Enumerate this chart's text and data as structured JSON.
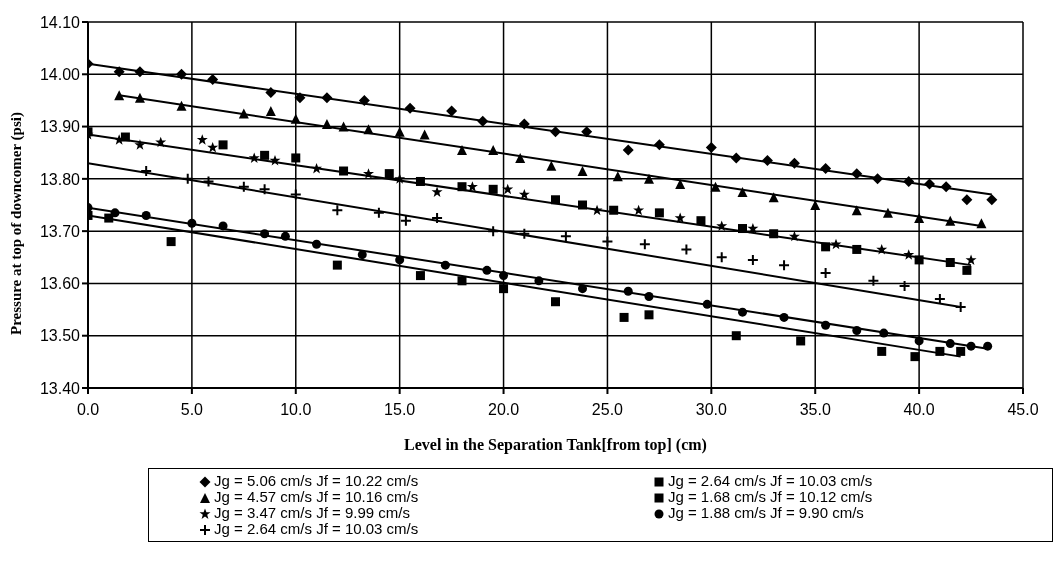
{
  "chart_data": {
    "type": "scatter",
    "xlabel": "Level in the Separation Tank[from top] (cm)",
    "ylabel": "Pressure at top of downcomer (psi)",
    "xlim": [
      0,
      45
    ],
    "xticks": [
      {
        "value": 0,
        "label": "0.0"
      },
      {
        "value": 5,
        "label": "5.0"
      },
      {
        "value": 10,
        "label": "10.0"
      },
      {
        "value": 15,
        "label": "15.0"
      },
      {
        "value": 20,
        "label": "20.0"
      },
      {
        "value": 25,
        "label": "25.0"
      },
      {
        "value": 30,
        "label": "30.0"
      },
      {
        "value": 35,
        "label": "35.0"
      },
      {
        "value": 40,
        "label": "40.0"
      },
      {
        "value": 45,
        "label": "45.0"
      }
    ],
    "ylim": [
      13.4,
      14.1
    ],
    "yticks": [
      {
        "value": 13.4,
        "label": "13.40"
      },
      {
        "value": 13.5,
        "label": "13.50"
      },
      {
        "value": 13.6,
        "label": "13.60"
      },
      {
        "value": 13.7,
        "label": "13.70"
      },
      {
        "value": 13.8,
        "label": "13.80"
      },
      {
        "value": 13.9,
        "label": "13.90"
      },
      {
        "value": 14.0,
        "label": "14.00"
      },
      {
        "value": 14.1,
        "label": "14.10"
      }
    ],
    "grid": true,
    "legend": "bottom",
    "series": [
      {
        "name": "Jg = 5.06 cm/s Jf = 10.22 cm/s",
        "color": "#000000",
        "marker": "diamond",
        "x": [
          0,
          1.5,
          2.5,
          4.5,
          6,
          8.8,
          10.2,
          11.5,
          13.3,
          15.5,
          17.5,
          19,
          21,
          22.5,
          24,
          26,
          27.5,
          30,
          31.2,
          32.7,
          34,
          35.5,
          37,
          38,
          39.5,
          40.5,
          41.3,
          42.3,
          43.5
        ],
        "values": [
          14.02,
          14.005,
          14.005,
          14.0,
          13.99,
          13.965,
          13.955,
          13.955,
          13.95,
          13.935,
          13.93,
          13.91,
          13.905,
          13.89,
          13.89,
          13.855,
          13.865,
          13.86,
          13.84,
          13.835,
          13.83,
          13.82,
          13.81,
          13.8,
          13.795,
          13.79,
          13.785,
          13.76,
          13.76
        ]
      },
      {
        "name": "Jg = 4.57 cm/s Jf = 10.16 cm/s",
        "color": "#000000",
        "marker": "triangle",
        "x": [
          1.5,
          2.5,
          4.5,
          7.5,
          8.8,
          10,
          11.5,
          12.3,
          13.5,
          15,
          16.2,
          18,
          19.5,
          20.8,
          22.3,
          23.8,
          25.5,
          27,
          28.5,
          30.2,
          31.5,
          33,
          35,
          37,
          38.5,
          40,
          41.5,
          43
        ],
        "values": [
          13.96,
          13.955,
          13.94,
          13.925,
          13.93,
          13.915,
          13.905,
          13.9,
          13.895,
          13.89,
          13.885,
          13.855,
          13.855,
          13.84,
          13.825,
          13.815,
          13.805,
          13.8,
          13.79,
          13.785,
          13.775,
          13.765,
          13.75,
          13.74,
          13.735,
          13.725,
          13.72,
          13.715
        ]
      },
      {
        "name": "Jg = 3.47 cm/s Jf = 9.99 cm/s",
        "color": "#000000",
        "marker": "star",
        "x": [
          0,
          1.5,
          2.5,
          3.5,
          5.5,
          6,
          8,
          9,
          11,
          12.5,
          13.5,
          15,
          16.8,
          18.5,
          20.2,
          21,
          22.5,
          24.5,
          26.5,
          28.5,
          30.5,
          32,
          34,
          36,
          38.2,
          39.5,
          42.5
        ],
        "values": [
          13.885,
          13.875,
          13.865,
          13.87,
          13.875,
          13.86,
          13.84,
          13.835,
          13.82,
          null,
          13.81,
          13.8,
          13.775,
          13.785,
          13.78,
          13.77,
          null,
          13.74,
          13.74,
          13.725,
          13.71,
          13.705,
          13.69,
          13.675,
          13.665,
          13.655,
          13.645
        ]
      },
      {
        "name": "Jg = 2.64 cm/s Jf = 10.03 cm/s",
        "color": "#000000",
        "marker": "cross",
        "x": [
          2.8,
          4.8,
          5.8,
          7.5,
          8.5,
          10,
          12,
          14,
          15.3,
          16.8,
          19.5,
          21,
          23,
          25,
          26.8,
          28.8,
          30.5,
          32,
          33.5,
          35.5,
          37.8,
          39.3,
          41,
          42
        ],
        "values": [
          13.815,
          13.8,
          13.795,
          13.785,
          13.78,
          13.77,
          13.74,
          13.735,
          13.72,
          13.725,
          13.7,
          13.695,
          13.69,
          13.68,
          13.675,
          13.665,
          13.65,
          13.645,
          13.635,
          13.62,
          13.605,
          13.595,
          13.57,
          13.555
        ]
      },
      {
        "name": "Jg = 2.64 cm/s Jf = 10.03 cm/s",
        "color": "#000000",
        "marker": "square",
        "x": [
          0,
          1,
          4,
          12,
          16,
          18,
          20,
          22.5,
          25.8,
          27,
          31.2,
          34.3,
          38.2,
          39.8,
          41,
          42
        ],
        "values": [
          13.73,
          13.725,
          13.68,
          13.635,
          13.615,
          13.605,
          13.59,
          13.565,
          13.535,
          13.54,
          13.5,
          13.49,
          13.47,
          13.46,
          13.47,
          13.47
        ]
      },
      {
        "name": "Jg = 1.68 cm/s Jf = 10.12 cm/s",
        "color": "#000000",
        "marker": "square",
        "x": [
          0,
          1.8,
          3.5,
          6.5,
          8.5,
          10,
          12.3,
          14.5,
          16,
          18,
          19.5,
          22.5,
          23.8,
          25.3,
          27.5,
          29.5,
          31.5,
          33,
          35.5,
          37,
          40,
          41.5,
          42.3
        ],
        "values": [
          13.89,
          13.88,
          null,
          13.865,
          13.845,
          13.84,
          13.815,
          13.81,
          13.795,
          13.785,
          13.78,
          13.76,
          13.75,
          13.74,
          13.735,
          13.72,
          13.705,
          13.695,
          13.67,
          13.665,
          13.645,
          13.64,
          13.625
        ]
      },
      {
        "name": "Jg = 1.88 cm/s Jf = 9.90 cm/s",
        "color": "#000000",
        "marker": "circle",
        "x": [
          0,
          1.3,
          2.8,
          5,
          6.5,
          8.5,
          9.5,
          11,
          13.2,
          15,
          17.2,
          19.2,
          20,
          21.7,
          23.8,
          26,
          27,
          29.8,
          31.5,
          33.5,
          35.5,
          37,
          38.3,
          40,
          41.5,
          42.5,
          43.3
        ],
        "values": [
          13.745,
          13.735,
          13.73,
          13.715,
          13.71,
          13.695,
          13.69,
          13.675,
          13.655,
          13.645,
          13.635,
          13.625,
          13.615,
          13.605,
          13.59,
          13.585,
          13.575,
          13.56,
          13.545,
          13.535,
          13.52,
          13.51,
          13.505,
          13.49,
          13.485,
          13.48,
          13.48
        ]
      },
      {
        "type": "line",
        "color": "#000000",
        "marker": "none",
        "x": [
          0,
          43.5
        ],
        "values": [
          14.02,
          13.77
        ]
      },
      {
        "type": "line",
        "color": "#000000",
        "marker": "none",
        "x": [
          1.5,
          43
        ],
        "values": [
          13.96,
          13.71
        ]
      },
      {
        "type": "line",
        "color": "#000000",
        "marker": "none",
        "x": [
          0,
          42.5
        ],
        "values": [
          13.885,
          13.635
        ]
      },
      {
        "type": "line",
        "color": "#000000",
        "marker": "none",
        "x": [
          0,
          42
        ],
        "values": [
          13.83,
          13.555
        ]
      },
      {
        "type": "line",
        "color": "#000000",
        "marker": "none",
        "x": [
          0,
          43.3
        ],
        "values": [
          13.745,
          13.475
        ]
      },
      {
        "type": "line",
        "color": "#000000",
        "marker": "none",
        "x": [
          0,
          42
        ],
        "values": [
          13.73,
          13.46
        ]
      }
    ]
  }
}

*GOAL*.
Among the lines of the listing, how many hold the string "name"? Respond with only the number.

*SOLUTION FOR THIS TASK*.
7